--- TO DO ---
Go through the listing and return every line with "name" in it.

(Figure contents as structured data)
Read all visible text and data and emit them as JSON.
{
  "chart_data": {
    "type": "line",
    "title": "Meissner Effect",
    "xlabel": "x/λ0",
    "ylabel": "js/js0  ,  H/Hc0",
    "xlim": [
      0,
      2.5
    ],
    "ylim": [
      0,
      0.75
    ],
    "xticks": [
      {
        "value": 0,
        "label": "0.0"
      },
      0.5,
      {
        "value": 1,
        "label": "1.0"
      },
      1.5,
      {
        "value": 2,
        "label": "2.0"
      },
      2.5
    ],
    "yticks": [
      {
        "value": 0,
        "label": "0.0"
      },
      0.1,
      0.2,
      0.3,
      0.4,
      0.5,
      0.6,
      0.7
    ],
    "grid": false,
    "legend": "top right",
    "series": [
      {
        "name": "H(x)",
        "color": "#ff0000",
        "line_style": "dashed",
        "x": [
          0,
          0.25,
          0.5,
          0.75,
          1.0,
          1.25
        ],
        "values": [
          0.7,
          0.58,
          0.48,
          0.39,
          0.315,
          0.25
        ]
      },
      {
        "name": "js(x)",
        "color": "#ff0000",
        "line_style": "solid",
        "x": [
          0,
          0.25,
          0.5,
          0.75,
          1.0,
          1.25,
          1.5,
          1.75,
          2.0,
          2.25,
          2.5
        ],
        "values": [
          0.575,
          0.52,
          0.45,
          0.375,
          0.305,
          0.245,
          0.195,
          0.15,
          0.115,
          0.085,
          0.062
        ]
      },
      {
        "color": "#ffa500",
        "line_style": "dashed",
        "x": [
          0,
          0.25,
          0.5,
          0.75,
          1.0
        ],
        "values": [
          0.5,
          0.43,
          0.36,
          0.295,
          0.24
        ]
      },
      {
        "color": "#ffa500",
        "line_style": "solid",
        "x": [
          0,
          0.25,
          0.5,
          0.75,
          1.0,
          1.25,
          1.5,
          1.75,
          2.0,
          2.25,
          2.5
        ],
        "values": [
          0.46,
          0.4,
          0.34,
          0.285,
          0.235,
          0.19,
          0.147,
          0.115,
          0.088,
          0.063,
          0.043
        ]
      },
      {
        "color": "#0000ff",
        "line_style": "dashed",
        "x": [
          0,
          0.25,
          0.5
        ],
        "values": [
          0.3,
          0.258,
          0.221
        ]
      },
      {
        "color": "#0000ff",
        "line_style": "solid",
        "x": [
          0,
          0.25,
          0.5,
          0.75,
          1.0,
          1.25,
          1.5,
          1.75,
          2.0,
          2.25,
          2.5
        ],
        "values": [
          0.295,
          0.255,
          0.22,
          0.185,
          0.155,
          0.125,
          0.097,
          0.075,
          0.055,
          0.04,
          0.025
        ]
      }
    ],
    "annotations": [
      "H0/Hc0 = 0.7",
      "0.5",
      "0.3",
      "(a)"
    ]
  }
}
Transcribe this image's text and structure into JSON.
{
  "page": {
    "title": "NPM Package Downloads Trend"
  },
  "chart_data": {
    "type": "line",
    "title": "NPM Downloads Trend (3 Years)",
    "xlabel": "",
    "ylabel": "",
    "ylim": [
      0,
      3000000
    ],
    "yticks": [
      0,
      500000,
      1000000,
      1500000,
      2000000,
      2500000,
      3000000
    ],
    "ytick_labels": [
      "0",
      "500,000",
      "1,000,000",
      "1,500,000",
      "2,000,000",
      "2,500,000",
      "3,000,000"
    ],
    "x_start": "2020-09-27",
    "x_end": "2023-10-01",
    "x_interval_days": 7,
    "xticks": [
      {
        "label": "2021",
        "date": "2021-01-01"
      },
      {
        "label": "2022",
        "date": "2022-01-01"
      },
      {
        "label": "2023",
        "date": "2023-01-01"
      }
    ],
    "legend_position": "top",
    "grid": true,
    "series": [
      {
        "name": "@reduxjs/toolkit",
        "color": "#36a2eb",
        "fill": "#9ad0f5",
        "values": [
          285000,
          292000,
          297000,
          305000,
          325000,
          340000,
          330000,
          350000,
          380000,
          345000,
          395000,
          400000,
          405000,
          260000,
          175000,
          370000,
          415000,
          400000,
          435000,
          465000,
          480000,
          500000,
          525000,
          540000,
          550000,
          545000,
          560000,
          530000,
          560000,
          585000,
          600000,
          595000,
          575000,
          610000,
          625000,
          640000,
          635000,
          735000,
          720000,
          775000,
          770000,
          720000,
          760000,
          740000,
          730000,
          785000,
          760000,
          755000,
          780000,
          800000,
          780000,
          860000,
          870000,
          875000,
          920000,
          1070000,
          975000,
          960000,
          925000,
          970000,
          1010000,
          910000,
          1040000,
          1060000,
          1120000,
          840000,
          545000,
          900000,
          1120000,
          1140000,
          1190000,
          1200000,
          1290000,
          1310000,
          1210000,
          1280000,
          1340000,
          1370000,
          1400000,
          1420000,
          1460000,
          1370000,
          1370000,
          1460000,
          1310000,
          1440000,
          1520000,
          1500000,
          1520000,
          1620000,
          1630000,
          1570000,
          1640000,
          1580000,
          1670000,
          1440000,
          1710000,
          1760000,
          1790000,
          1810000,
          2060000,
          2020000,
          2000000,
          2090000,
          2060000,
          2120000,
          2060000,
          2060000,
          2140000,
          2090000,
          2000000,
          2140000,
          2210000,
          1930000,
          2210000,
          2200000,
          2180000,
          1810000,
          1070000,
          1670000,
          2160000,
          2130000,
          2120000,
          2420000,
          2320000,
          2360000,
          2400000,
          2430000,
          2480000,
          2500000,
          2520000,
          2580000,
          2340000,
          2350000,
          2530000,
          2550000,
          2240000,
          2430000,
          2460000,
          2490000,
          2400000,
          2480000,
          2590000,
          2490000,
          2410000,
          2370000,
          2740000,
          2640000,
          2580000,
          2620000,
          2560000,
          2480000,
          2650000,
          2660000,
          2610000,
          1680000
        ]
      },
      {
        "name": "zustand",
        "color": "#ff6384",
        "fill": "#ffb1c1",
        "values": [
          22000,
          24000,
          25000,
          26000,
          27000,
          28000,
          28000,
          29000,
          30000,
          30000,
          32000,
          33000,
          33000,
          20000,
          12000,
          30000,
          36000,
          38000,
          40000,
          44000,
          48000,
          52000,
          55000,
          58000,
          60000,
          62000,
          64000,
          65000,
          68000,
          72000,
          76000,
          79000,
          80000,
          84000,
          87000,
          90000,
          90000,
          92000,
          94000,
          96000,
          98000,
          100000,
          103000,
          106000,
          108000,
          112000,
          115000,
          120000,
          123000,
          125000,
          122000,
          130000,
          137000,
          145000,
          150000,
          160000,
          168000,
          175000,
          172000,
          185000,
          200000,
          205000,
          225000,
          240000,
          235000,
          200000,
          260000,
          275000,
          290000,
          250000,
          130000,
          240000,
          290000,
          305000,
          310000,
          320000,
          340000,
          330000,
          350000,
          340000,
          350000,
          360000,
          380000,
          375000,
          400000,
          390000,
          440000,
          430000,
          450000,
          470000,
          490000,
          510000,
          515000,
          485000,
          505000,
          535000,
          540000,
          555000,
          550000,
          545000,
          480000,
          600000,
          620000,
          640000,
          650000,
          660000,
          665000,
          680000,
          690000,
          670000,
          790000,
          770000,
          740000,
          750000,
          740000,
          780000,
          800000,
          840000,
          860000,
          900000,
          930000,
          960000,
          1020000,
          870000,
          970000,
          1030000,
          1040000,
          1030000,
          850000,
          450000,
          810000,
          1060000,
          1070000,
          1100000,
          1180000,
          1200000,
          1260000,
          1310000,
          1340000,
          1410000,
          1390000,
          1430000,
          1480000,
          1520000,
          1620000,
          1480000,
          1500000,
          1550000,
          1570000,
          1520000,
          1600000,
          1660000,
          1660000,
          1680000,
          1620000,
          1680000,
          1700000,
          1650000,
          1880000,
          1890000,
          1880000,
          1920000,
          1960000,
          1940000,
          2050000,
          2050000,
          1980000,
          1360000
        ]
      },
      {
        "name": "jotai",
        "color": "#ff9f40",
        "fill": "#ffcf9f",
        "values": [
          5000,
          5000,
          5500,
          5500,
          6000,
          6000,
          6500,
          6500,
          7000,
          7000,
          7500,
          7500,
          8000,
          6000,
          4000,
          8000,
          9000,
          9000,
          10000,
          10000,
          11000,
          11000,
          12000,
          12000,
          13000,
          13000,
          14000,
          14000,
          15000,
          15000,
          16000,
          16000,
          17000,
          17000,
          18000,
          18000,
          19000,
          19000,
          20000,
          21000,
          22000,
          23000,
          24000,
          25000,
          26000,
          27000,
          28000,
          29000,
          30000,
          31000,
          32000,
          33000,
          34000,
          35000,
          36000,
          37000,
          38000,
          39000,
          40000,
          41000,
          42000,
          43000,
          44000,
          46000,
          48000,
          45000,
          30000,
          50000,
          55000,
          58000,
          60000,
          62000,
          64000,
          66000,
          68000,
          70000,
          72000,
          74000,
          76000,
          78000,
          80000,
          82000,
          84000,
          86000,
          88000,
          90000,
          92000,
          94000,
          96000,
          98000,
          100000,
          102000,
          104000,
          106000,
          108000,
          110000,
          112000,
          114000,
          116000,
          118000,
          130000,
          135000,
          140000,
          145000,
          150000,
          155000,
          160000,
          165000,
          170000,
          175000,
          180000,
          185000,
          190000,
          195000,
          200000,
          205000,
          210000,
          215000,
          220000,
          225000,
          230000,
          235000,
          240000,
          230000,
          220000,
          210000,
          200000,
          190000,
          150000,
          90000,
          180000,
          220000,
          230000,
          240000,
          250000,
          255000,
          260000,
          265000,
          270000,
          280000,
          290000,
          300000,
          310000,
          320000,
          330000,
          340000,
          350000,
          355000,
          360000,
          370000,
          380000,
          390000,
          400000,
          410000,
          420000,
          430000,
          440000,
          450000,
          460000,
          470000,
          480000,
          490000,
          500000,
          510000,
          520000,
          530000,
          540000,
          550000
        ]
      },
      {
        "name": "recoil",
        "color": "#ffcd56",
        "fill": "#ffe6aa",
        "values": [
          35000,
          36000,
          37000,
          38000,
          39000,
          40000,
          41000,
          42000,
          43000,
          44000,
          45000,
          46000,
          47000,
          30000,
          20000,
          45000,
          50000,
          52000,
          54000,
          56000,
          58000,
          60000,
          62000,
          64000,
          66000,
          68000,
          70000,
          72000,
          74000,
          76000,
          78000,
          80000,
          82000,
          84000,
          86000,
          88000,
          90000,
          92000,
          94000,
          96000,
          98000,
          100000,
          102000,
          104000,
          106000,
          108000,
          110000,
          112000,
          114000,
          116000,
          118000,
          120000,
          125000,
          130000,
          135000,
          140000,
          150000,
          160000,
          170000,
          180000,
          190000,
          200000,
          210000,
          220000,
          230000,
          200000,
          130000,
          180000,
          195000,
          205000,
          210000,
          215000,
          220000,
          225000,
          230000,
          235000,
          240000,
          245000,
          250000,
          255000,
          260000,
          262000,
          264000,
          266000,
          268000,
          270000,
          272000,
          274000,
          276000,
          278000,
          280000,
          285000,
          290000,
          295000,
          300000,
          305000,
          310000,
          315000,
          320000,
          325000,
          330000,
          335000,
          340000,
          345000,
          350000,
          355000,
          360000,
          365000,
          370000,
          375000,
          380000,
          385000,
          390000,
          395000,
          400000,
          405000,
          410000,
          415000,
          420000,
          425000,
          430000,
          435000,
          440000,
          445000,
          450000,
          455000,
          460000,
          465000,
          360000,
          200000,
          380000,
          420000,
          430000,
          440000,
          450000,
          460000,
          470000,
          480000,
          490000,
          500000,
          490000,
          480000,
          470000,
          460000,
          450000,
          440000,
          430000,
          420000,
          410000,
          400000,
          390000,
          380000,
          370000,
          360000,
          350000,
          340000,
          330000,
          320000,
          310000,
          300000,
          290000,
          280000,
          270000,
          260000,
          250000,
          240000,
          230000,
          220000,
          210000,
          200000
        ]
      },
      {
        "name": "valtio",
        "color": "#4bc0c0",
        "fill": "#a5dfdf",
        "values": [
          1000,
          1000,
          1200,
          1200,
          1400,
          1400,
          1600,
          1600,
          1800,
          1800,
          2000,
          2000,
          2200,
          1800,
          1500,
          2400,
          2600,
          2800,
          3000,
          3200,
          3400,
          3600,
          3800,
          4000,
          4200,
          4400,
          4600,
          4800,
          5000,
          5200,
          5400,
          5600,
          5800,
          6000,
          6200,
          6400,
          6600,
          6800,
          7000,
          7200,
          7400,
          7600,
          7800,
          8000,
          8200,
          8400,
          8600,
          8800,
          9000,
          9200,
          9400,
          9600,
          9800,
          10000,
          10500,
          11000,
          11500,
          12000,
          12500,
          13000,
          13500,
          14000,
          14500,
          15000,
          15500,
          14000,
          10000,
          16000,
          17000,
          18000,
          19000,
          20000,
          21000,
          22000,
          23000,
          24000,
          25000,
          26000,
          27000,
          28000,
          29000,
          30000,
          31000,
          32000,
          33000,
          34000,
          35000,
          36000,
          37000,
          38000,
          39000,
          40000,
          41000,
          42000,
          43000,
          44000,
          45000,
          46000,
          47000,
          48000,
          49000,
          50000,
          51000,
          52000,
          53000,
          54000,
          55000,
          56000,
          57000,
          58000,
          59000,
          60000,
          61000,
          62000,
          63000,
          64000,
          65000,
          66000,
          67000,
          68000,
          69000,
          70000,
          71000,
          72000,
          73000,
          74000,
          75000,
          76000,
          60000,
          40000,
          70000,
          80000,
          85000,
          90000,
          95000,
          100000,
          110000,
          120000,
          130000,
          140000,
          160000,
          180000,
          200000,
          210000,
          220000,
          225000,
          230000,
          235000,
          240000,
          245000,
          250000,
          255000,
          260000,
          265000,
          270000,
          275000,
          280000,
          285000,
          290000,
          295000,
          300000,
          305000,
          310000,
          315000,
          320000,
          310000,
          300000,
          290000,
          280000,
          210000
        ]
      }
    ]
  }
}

--- CORRECT RESPONSE ---
        "name": "H(x)",
        "name": "js(x)",
        "name": "@reduxjs/toolkit",
        "name": "zustand",
        "name": "jotai",
        "name": "recoil",
        "name": "valtio",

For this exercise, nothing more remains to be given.